[Task to complete]:
Look through the records below and collect all lines that hold the string "certify".

Records excerpted from a collection:
·····
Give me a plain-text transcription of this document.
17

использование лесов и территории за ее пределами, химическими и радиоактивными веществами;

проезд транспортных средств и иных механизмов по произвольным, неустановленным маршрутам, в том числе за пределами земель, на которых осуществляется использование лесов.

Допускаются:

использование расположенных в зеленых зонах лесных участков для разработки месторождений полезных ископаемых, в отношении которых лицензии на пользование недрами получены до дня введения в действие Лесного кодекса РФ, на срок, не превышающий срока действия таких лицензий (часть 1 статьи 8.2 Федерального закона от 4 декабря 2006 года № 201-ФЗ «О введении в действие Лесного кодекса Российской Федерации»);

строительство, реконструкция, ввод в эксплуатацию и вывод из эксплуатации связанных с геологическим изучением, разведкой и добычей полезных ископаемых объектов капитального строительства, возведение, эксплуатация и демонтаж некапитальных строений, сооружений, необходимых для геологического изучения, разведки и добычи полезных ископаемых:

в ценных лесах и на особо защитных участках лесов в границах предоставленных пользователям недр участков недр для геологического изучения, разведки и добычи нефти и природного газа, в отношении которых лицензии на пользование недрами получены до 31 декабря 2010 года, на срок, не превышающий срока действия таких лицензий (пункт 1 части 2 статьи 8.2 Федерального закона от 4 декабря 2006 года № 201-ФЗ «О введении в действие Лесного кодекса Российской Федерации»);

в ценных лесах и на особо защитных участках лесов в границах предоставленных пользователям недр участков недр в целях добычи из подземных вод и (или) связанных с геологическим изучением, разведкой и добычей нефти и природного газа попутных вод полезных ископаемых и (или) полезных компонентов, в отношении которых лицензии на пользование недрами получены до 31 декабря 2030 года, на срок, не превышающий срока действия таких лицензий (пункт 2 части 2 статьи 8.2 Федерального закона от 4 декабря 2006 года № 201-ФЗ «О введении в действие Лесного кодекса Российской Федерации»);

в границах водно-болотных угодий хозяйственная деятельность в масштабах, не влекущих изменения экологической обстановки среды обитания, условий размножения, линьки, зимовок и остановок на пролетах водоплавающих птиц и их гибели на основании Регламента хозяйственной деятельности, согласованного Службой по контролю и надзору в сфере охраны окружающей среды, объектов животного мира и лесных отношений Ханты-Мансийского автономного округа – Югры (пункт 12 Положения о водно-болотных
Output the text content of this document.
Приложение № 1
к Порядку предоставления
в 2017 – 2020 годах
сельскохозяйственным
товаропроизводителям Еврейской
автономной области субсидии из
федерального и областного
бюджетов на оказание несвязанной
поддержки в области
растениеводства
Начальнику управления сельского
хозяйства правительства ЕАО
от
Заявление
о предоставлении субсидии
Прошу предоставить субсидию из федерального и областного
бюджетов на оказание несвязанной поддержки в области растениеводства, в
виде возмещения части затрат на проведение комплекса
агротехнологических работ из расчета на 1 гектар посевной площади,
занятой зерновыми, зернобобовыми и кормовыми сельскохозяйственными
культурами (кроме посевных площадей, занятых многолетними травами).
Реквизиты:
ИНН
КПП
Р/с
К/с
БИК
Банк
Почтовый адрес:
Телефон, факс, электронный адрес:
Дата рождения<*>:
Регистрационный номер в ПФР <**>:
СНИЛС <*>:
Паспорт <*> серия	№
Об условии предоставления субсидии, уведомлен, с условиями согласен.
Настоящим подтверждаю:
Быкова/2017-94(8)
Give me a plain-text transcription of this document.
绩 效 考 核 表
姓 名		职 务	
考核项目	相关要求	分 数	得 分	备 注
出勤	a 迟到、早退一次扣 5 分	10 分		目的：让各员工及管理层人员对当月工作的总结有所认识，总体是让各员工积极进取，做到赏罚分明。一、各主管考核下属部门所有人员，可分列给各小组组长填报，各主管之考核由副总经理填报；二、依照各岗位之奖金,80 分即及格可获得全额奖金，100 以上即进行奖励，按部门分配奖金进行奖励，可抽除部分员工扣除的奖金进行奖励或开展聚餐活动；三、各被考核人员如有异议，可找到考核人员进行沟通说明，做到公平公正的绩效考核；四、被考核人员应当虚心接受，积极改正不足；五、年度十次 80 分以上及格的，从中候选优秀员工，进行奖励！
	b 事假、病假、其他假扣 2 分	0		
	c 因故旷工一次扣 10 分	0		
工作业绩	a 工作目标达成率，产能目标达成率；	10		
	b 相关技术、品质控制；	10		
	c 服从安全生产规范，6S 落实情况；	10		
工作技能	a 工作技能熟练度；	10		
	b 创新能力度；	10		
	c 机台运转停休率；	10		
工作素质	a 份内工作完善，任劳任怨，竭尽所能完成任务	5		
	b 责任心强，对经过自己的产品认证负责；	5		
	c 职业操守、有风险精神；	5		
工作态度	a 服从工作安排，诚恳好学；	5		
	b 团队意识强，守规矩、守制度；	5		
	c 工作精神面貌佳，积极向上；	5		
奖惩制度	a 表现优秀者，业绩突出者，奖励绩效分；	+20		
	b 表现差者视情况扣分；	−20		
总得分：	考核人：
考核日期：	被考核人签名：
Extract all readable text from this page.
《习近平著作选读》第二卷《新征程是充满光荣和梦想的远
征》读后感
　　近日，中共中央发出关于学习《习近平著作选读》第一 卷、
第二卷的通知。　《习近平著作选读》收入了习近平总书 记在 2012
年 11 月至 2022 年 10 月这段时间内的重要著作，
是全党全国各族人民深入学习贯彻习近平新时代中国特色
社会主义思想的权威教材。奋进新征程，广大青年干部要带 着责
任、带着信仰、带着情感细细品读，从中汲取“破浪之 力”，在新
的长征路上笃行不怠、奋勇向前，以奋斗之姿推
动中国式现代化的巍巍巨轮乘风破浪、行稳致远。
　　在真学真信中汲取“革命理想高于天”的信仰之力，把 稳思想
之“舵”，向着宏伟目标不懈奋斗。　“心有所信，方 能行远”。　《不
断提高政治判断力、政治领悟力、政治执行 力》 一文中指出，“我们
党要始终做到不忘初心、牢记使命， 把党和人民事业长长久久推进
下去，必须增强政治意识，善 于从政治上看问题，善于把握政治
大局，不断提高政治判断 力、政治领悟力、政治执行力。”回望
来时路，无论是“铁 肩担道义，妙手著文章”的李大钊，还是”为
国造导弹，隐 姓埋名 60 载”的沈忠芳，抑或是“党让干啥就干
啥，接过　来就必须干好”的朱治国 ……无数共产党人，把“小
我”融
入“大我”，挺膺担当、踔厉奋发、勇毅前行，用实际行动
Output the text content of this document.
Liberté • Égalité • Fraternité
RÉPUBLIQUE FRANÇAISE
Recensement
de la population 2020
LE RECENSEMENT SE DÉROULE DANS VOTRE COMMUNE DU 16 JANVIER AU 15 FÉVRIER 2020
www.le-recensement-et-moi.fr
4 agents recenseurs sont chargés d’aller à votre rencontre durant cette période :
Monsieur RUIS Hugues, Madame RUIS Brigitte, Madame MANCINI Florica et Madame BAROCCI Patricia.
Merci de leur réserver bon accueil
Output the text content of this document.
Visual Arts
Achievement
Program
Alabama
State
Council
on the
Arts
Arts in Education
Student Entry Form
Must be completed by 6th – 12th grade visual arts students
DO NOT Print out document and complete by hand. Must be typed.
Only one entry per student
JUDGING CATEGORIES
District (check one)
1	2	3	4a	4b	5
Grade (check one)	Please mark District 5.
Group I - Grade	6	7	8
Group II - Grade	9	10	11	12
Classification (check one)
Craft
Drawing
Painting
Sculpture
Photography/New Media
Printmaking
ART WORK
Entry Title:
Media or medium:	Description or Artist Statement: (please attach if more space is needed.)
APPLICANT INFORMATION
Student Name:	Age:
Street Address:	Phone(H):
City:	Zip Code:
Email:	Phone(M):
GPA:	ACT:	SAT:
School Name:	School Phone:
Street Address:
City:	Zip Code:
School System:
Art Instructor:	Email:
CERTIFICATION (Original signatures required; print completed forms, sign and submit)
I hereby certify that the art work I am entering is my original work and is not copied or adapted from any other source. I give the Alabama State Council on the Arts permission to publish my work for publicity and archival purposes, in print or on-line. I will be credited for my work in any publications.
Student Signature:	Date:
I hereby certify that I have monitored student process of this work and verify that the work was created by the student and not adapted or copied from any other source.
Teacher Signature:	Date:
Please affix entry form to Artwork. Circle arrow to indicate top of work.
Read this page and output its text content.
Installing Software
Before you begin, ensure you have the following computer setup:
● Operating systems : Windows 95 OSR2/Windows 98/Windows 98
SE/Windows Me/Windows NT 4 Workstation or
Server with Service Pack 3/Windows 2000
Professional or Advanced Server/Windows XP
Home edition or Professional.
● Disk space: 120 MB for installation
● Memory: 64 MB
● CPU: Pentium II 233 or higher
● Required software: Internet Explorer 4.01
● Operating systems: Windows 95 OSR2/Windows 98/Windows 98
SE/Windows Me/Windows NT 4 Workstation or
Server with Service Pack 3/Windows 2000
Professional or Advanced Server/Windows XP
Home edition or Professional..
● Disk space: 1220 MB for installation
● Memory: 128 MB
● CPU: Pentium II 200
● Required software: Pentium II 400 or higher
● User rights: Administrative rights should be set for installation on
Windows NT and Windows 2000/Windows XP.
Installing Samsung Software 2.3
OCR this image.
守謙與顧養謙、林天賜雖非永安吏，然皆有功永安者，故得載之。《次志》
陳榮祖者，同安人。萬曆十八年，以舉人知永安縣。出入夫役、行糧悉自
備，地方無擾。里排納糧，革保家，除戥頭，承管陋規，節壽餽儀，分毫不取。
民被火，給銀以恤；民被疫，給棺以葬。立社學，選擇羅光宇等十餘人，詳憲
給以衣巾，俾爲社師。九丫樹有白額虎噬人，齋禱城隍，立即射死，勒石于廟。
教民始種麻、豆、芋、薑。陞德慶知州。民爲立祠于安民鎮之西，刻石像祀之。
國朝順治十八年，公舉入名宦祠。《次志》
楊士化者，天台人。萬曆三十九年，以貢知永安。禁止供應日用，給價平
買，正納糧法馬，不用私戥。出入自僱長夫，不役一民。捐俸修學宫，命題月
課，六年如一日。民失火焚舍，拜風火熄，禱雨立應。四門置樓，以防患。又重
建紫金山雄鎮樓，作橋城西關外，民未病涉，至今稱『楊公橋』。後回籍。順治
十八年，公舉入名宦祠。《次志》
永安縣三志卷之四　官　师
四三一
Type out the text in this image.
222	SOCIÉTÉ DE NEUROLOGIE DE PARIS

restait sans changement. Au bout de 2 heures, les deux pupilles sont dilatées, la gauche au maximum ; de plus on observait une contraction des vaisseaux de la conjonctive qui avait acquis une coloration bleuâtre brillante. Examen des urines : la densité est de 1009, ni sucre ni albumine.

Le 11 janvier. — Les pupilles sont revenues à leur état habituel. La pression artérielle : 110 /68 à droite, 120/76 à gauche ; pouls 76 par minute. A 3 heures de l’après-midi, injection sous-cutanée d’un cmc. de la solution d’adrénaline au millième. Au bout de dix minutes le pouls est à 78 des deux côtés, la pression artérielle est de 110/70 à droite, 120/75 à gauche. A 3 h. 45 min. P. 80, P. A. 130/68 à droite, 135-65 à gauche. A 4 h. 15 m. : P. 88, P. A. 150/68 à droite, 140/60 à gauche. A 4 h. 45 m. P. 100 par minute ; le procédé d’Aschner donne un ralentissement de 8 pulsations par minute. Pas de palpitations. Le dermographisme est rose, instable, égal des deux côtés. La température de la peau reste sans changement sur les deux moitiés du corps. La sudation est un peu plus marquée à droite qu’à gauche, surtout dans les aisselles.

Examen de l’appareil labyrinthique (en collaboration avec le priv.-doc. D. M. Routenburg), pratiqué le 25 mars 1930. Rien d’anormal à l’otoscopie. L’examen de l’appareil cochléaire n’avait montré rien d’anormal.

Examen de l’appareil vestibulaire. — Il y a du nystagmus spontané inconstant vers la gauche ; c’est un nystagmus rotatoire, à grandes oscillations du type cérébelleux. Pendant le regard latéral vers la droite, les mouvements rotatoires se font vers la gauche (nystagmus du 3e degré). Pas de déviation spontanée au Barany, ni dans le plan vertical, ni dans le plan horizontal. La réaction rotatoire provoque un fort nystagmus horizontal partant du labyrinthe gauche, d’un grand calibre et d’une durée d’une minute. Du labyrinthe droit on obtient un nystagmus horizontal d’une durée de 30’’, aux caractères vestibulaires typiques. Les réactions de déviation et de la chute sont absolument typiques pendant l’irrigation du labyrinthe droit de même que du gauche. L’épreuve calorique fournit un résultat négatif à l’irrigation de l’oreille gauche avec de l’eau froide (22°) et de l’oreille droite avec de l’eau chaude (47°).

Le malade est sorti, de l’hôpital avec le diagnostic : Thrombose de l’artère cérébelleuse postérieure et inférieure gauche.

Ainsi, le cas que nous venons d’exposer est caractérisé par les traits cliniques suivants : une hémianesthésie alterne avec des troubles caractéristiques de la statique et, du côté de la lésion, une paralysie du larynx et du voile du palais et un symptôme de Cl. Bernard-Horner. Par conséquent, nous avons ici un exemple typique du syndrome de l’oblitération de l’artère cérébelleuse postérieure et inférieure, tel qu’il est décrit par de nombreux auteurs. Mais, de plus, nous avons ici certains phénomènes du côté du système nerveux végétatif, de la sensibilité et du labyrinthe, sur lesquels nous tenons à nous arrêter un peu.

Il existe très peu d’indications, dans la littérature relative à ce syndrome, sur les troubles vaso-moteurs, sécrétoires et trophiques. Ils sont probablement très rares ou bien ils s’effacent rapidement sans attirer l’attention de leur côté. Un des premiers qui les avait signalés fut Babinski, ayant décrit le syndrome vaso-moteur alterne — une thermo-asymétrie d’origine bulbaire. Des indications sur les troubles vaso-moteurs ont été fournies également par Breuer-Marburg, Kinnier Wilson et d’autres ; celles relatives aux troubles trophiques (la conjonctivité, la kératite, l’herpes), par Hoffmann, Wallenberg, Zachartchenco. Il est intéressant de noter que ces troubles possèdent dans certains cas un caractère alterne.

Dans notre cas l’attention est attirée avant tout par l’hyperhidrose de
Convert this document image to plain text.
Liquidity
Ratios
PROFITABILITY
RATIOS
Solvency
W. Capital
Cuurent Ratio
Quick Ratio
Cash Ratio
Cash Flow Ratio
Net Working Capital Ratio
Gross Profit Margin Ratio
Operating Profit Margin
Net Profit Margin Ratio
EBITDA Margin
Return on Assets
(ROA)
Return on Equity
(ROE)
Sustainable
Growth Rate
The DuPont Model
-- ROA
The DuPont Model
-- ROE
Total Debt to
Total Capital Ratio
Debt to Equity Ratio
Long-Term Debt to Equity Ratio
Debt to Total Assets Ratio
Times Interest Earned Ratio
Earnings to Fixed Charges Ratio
·····
[Result for this task]:
I hereby certify that the art work I am entering is my original work and is not copied or adapted from any other source. I give the Alabama State Council on the Arts permission to publish my work for publicity and archival purposes, in print or on-line. I will be credited for my work in any publications.
I hereby certify that I have monitored student process of this work and verify that the work was created by the student and not adapted or copied from any other source.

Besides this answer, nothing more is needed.